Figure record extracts
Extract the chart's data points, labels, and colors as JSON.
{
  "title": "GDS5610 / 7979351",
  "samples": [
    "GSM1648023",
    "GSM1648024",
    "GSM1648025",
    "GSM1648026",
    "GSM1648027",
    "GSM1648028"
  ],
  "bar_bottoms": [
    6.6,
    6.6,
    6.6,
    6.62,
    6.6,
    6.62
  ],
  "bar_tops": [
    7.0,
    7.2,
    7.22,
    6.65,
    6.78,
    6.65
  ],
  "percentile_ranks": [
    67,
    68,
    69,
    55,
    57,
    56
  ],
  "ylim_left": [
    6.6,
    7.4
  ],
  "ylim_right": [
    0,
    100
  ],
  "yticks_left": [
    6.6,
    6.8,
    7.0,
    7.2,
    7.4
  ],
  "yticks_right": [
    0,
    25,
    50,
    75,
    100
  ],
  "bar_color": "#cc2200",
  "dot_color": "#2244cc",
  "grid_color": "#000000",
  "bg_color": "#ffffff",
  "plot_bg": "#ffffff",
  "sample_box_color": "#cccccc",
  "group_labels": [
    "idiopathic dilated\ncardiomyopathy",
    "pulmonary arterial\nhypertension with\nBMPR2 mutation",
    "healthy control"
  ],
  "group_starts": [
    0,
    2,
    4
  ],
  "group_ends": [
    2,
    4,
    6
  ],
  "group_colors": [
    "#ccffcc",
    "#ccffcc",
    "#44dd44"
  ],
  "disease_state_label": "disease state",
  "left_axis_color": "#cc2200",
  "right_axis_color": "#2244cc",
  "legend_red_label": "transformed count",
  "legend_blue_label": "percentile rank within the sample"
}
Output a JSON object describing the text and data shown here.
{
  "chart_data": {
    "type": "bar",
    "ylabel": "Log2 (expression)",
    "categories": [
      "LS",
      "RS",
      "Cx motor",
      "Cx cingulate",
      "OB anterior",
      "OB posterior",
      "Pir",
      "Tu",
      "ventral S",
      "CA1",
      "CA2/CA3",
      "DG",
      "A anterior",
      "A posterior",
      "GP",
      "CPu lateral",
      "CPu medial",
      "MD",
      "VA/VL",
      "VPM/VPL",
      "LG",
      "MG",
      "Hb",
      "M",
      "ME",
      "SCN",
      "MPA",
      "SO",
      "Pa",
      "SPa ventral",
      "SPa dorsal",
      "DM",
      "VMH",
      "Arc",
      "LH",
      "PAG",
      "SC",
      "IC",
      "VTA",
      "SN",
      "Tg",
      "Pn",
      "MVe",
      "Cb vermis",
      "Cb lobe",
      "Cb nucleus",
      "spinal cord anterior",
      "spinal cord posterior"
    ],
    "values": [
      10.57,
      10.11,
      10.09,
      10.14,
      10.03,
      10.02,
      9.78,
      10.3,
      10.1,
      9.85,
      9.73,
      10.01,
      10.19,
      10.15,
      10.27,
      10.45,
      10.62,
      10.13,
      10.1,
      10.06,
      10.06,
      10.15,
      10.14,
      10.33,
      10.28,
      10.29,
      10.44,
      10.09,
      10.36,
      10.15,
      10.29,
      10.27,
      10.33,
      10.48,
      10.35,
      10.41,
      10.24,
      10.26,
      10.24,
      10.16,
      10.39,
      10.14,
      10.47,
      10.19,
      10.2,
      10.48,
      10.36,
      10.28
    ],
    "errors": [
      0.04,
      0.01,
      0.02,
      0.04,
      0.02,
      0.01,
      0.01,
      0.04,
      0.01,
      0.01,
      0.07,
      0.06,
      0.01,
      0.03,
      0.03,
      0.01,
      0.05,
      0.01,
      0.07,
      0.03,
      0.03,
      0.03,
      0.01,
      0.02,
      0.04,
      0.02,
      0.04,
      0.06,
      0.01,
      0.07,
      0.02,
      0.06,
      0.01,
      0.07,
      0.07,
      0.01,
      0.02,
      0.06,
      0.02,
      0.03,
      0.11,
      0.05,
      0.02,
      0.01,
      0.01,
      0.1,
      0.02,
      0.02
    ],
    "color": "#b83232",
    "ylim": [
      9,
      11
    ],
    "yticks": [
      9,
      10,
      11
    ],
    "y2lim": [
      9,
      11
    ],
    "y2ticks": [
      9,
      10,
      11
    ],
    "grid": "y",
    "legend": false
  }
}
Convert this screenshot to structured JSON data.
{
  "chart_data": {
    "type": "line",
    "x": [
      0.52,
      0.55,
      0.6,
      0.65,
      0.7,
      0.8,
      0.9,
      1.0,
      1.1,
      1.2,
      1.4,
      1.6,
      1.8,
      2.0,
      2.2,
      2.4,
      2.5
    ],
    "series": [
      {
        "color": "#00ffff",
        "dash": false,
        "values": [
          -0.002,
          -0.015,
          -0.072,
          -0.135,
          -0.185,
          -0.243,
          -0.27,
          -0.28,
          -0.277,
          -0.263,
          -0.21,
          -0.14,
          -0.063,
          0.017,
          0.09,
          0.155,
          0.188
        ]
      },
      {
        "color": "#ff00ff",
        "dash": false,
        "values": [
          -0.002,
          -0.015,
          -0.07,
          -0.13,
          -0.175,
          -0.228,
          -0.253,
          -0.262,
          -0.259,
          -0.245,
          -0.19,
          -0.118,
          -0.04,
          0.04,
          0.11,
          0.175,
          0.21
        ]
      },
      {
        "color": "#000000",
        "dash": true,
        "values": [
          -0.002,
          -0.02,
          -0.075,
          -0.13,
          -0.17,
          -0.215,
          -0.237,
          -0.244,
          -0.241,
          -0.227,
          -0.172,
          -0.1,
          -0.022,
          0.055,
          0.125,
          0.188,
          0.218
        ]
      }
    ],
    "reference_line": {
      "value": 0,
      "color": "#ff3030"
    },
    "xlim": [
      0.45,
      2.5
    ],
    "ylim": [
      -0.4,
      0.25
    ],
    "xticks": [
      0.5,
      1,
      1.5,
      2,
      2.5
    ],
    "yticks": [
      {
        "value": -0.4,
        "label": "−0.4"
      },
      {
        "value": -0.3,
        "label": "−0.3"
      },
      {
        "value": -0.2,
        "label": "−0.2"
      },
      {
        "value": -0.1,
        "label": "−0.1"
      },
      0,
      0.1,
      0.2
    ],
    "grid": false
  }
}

What you should do. Can you give every line above again, exactly as written?

Output for this task.
Extract the chart's data points, labels, and colors as JSON.
{
  "title": "GDS5610 / 7979351",
  "samples": [
    "GSM1648023",
    "GSM1648024",
    "GSM1648025",
    "GSM1648026",
    "GSM1648027",
    "GSM1648028"
  ],
  "bar_bottoms": [
    6.6,
    6.6,
    6.6,
    6.62,
    6.6,
    6.62
  ],
  "bar_tops": [
    7.0,
    7.2,
    7.22,
    6.65,
    6.78,
    6.65
  ],
  "percentile_ranks": [
    67,
    68,
    69,
    55,
    57,
    56
  ],
  "ylim_left": [
    6.6,
    7.4
  ],
  "ylim_right": [
    0,
    100
  ],
  "yticks_left": [
    6.6,
    6.8,
    7.0,
    7.2,
    7.4
  ],
  "yticks_right": [
    0,
    25,
    50,
    75,
    100
  ],
  "bar_color": "#cc2200",
  "dot_color": "#2244cc",
  "grid_color": "#000000",
  "bg_color": "#ffffff",
  "plot_bg": "#ffffff",
  "sample_box_color": "#cccccc",
  "group_labels": [
    "idiopathic dilated\ncardiomyopathy",
    "pulmonary arterial\nhypertension with\nBMPR2 mutation",
    "healthy control"
  ],
  "group_starts": [
    0,
    2,
    4
  ],
  "group_ends": [
    2,
    4,
    6
  ],
  "group_colors": [
    "#ccffcc",
    "#ccffcc",
    "#44dd44"
  ],
  "disease_state_label": "disease state",
  "left_axis_color": "#cc2200",
  "right_axis_color": "#2244cc",
  "legend_red_label": "transformed count",
  "legend_blue_label": "percentile rank within the sample"
}
Output a JSON object describing the text and data shown here.
{
  "chart_data": {
    "type": "bar",
    "ylabel": "Log2 (expression)",
    "categories": [
      "LS",
      "RS",
      "Cx motor",
      "Cx cingulate",
      "OB anterior",
      "OB posterior",
      "Pir",
      "Tu",
      "ventral S",
      "CA1",
      "CA2/CA3",
      "DG",
      "A anterior",
      "A posterior",
      "GP",
      "CPu lateral",
      "CPu medial",
      "MD",
      "VA/VL",
      "VPM/VPL",
      "LG",
      "MG",
      "Hb",
      "M",
      "ME",
      "SCN",
      "MPA",
      "SO",
      "Pa",
      "SPa ventral",
      "SPa dorsal",
      "DM",
      "VMH",
      "Arc",
      "LH",
      "PAG",
      "SC",
      "IC",
      "VTA",
      "SN",
      "Tg",
      "Pn",
      "MVe",
      "Cb vermis",
      "Cb lobe",
      "Cb nucleus",
      "spinal cord anterior",
      "spinal cord posterior"
    ],
    "values": [
      10.57,
      10.11,
      10.09,
      10.14,
      10.03,
      10.02,
      9.78,
      10.3,
      10.1,
      9.85,
      9.73,
      10.01,
      10.19,
      10.15,
      10.27,
      10.45,
      10.62,
      10.13,
      10.1,
      10.06,
      10.06,
      10.15,
      10.14,
      10.33,
      10.28,
      10.29,
      10.44,
      10.09,
      10.36,
      10.15,
      10.29,
      10.27,
      10.33,
      10.48,
      10.35,
      10.41,
      10.24,
      10.26,
      10.24,
      10.16,
      10.39,
      10.14,
      10.47,
      10.19,
      10.2,
      10.48,
      10.36,
      10.28
    ],
    "errors": [
      0.04,
      0.01,
      0.02,
      0.04,
      0.02,
      0.01,
      0.01,
      0.04,
      0.01,
      0.01,
      0.07,
      0.06,
      0.01,
      0.03,
      0.03,
      0.01,
      0.05,
      0.01,
      0.07,
      0.03,
      0.03,
      0.03,
      0.01,
      0.02,
      0.04,
      0.02,
      0.04,
      0.06,
      0.01,
      0.07,
      0.02,
      0.06,
      0.01,
      0.07,
      0.07,
      0.01,
      0.02,
      0.06,
      0.02,
      0.03,
      0.11,
      0.05,
      0.02,
      0.01,
      0.01,
      0.1,
      0.02,
      0.02
    ],
    "color": "#b83232",
    "ylim": [
      9,
      11
    ],
    "yticks": [
      9,
      10,
      11
    ],
    "y2lim": [
      9,
      11
    ],
    "y2ticks": [
      9,
      10,
      11
    ],
    "grid": "y",
    "legend": false
  }
}
Convert this screenshot to structured JSON data.
{
  "chart_data": {
    "type": "line",
    "x": [
      0.52,
      0.55,
      0.6,
      0.65,
      0.7,
      0.8,
      0.9,
      1.0,
      1.1,
      1.2,
      1.4,
      1.6,
      1.8,
      2.0,
      2.2,
      2.4,
      2.5
    ],
    "series": [
      {
        "color": "#00ffff",
        "dash": false,
        "values": [
          -0.002,
          -0.015,
          -0.072,
          -0.135,
          -0.185,
          -0.243,
          -0.27,
          -0.28,
          -0.277,
          -0.263,
          -0.21,
          -0.14,
          -0.063,
          0.017,
          0.09,
          0.155,
          0.188
        ]
      },
      {
        "color": "#ff00ff",
        "dash": false,
        "values": [
          -0.002,
          -0.015,
          -0.07,
          -0.13,
          -0.175,
          -0.228,
          -0.253,
          -0.262,
          -0.259,
          -0.245,
          -0.19,
          -0.118,
          -0.04,
          0.04,
          0.11,
          0.175,
          0.21
        ]
      },
      {
        "color": "#000000",
        "dash": true,
        "values": [
          -0.002,
          -0.02,
          -0.075,
          -0.13,
          -0.17,
          -0.215,
          -0.237,
          -0.244,
          -0.241,
          -0.227,
          -0.172,
          -0.1,
          -0.022,
          0.055,
          0.125,
          0.188,
          0.218
        ]
      }
    ],
    "reference_line": {
      "value": 0,
      "color": "#ff3030"
    },
    "xlim": [
      0.45,
      2.5
    ],
    "ylim": [
      -0.4,
      0.25
    ],
    "xticks": [
      0.5,
      1,
      1.5,
      2,
      2.5
    ],
    "yticks": [
      {
        "value": -0.4,
        "label": "−0.4"
      },
      {
        "value": -0.3,
        "label": "−0.3"
      },
      {
        "value": -0.2,
        "label": "−0.2"
      },
      {
        "value": -0.1,
        "label": "−0.1"
      },
      0,
      0.1,
      0.2
    ],
    "grid": false
  }
}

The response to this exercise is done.